INSTRUCTIONS TO FOLLOW:
Rewrite the lines from the one containing "resources-tree[interactable]: Customers City" through the one containing "tree-item-customer-name[interactable]: Customer Name" as a Markdown table with the columns Index and Content, numbering each row and leaving out any blank lines.

LISTED ENTRIES:
= = =

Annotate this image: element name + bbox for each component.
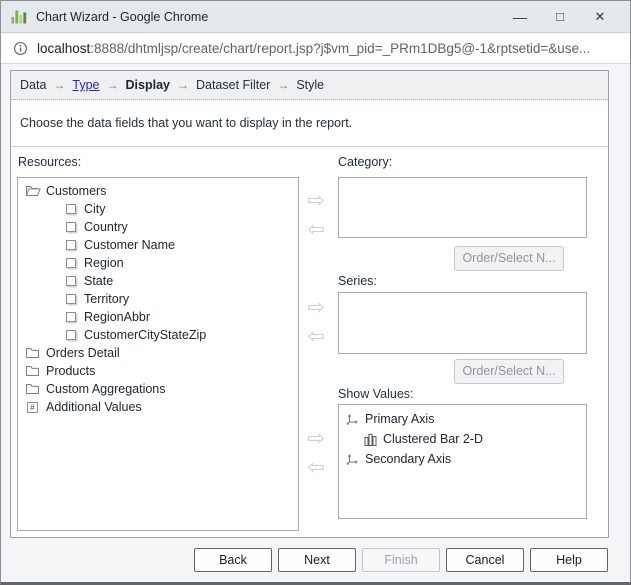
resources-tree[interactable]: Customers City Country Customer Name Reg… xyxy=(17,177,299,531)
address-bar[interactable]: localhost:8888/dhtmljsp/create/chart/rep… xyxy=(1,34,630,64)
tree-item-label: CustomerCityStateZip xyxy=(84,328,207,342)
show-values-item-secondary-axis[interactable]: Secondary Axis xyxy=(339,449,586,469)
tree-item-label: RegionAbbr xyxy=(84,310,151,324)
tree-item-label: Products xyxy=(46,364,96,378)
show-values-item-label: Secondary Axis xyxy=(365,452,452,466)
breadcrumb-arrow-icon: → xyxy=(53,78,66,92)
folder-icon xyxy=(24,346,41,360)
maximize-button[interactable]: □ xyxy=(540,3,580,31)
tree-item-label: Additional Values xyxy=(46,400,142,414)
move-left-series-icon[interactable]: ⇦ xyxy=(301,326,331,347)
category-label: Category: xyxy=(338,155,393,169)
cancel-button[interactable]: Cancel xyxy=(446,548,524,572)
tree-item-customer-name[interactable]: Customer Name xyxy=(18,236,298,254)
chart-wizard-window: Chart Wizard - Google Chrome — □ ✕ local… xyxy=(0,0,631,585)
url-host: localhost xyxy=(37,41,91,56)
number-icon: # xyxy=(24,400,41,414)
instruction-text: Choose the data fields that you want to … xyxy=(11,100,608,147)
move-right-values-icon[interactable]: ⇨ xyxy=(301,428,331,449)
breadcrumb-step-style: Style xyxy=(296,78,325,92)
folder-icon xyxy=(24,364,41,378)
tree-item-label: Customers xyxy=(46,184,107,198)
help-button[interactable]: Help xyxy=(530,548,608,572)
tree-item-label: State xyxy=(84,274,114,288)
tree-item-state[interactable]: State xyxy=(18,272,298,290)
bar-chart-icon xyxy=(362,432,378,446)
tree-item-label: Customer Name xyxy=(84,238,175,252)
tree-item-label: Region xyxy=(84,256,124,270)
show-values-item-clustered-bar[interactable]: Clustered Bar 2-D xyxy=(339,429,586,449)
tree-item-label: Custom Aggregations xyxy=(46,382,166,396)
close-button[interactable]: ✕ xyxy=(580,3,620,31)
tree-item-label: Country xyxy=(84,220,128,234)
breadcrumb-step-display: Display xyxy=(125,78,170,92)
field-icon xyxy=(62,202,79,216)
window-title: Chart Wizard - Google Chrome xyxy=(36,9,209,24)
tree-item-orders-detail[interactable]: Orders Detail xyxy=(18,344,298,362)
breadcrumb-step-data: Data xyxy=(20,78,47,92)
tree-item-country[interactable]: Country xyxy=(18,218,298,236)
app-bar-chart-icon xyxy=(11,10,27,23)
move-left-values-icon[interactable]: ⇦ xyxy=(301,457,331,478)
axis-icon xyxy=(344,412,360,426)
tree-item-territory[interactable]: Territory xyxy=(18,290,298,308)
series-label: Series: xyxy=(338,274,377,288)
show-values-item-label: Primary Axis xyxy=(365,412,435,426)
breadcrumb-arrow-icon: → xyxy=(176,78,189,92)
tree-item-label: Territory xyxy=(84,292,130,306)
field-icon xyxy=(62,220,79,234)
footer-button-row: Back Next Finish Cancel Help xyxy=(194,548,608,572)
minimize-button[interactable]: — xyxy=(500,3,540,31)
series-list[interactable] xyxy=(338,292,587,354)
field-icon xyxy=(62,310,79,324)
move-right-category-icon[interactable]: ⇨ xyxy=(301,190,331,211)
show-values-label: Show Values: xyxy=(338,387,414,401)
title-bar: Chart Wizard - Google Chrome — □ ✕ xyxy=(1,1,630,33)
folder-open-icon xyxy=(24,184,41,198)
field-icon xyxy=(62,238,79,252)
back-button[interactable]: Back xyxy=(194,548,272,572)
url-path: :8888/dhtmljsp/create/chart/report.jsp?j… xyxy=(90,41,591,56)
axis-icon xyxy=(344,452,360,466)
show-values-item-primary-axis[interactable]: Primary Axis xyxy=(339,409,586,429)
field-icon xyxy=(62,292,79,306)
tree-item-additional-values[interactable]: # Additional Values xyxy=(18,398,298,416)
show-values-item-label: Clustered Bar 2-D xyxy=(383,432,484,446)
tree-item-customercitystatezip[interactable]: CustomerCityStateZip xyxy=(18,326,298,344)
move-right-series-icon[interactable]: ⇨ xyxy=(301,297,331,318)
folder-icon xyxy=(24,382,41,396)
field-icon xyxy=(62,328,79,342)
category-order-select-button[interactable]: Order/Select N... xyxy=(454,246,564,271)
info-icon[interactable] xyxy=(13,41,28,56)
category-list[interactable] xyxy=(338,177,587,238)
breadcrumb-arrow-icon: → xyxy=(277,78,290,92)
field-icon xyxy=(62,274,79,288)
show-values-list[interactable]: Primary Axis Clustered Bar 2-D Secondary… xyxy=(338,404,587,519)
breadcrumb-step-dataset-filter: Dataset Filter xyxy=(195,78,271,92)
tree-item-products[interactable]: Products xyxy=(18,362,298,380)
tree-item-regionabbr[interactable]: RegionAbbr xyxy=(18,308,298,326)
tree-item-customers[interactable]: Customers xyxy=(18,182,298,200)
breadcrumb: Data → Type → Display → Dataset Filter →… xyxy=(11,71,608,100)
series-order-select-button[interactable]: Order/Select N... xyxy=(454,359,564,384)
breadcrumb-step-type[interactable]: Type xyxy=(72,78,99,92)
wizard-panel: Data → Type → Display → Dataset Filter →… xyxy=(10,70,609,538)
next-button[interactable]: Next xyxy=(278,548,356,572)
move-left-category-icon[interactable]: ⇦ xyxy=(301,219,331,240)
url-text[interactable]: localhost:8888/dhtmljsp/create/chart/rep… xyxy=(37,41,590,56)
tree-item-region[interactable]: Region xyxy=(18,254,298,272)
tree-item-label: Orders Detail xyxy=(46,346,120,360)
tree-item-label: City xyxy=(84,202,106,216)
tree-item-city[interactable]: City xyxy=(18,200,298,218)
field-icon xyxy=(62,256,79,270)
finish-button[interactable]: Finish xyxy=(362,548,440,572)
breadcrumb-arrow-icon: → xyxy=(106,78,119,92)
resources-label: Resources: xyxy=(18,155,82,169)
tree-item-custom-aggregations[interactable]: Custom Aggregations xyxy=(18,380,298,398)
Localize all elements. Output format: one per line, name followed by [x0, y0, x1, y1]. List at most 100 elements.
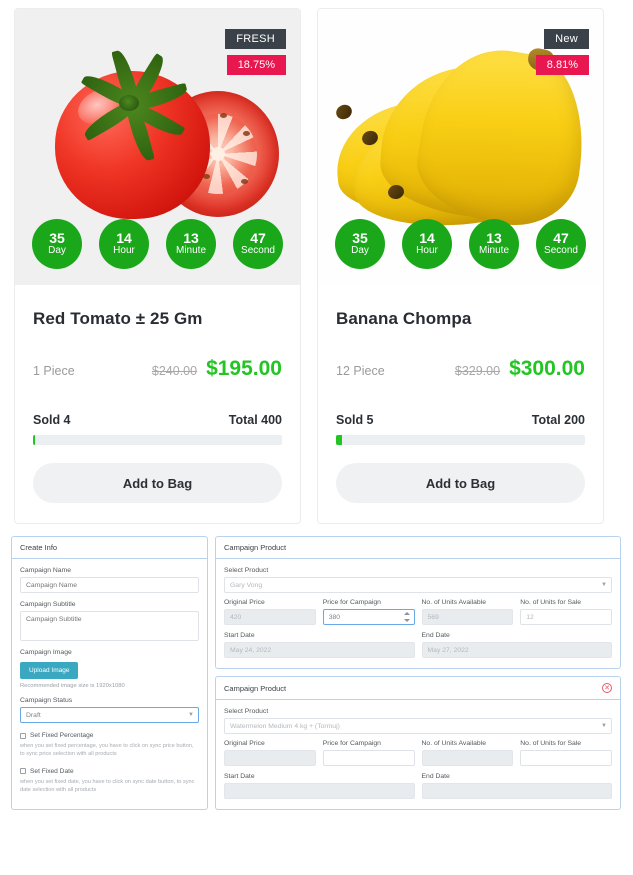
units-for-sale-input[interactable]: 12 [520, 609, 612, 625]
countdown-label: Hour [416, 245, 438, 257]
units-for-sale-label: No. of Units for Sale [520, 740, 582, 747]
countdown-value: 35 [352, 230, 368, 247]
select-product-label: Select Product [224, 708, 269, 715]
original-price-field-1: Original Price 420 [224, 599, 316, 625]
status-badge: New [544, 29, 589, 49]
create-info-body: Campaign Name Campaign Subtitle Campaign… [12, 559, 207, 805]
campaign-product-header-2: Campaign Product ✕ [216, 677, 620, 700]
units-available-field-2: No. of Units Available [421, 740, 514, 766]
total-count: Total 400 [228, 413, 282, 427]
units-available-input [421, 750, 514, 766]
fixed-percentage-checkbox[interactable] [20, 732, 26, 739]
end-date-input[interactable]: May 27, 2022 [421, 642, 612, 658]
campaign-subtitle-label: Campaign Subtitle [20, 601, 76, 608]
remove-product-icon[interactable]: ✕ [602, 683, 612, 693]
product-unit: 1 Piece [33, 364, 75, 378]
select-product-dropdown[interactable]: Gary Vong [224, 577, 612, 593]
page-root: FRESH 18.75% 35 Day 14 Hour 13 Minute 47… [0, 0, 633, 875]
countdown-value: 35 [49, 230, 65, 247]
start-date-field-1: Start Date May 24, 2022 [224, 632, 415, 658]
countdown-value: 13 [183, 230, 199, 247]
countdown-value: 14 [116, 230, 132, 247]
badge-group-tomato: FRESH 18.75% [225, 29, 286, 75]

= = =

COMPLETED TASK:
| Index | Content |
|---|---|
| 1 | resources-tree[interactable]: Customers City Country Customer Name Reg… xyxy=(17,177,299,531) |
| 2 | address-bar[interactable]: localhost:8888/dhtmljsp/create/chart/rep… xyxy=(1,34,630,64) |
| 3 | tree-item-label: CustomerCityStateZip xyxy=(84,328,207,342) |
| 4 | show-values-item-secondary-axis[interactable]: Secondary Axis xyxy=(339,449,586,469) |
| 5 | tree-item-label: RegionAbbr xyxy=(84,310,151,324) |
| 6 | tree-item-label: Products xyxy=(46,364,96,378) |
| 7 | show-values-item-label: Secondary Axis xyxy=(365,452,452,466) |
| 8 | breadcrumb-arrow-icon: → xyxy=(53,78,66,92) |
| 9 | folder-icon xyxy=(24,346,41,360) |
| 10 | maximize-button[interactable]: □ xyxy=(540,3,580,31) |
| 11 | tree-item-label: Additional Values xyxy=(46,400,142,414) |
| 12 | move-left-series-icon[interactable]: ⇦ xyxy=(301,326,331,347) |
| 13 | category-label: Category: xyxy=(338,155,393,169) |
| 14 | cancel-button[interactable]: Cancel xyxy=(446,548,524,572) |
| 15 | tree-item-customer-name[interactable]: Customer Name xyxy=(18,236,298,254) |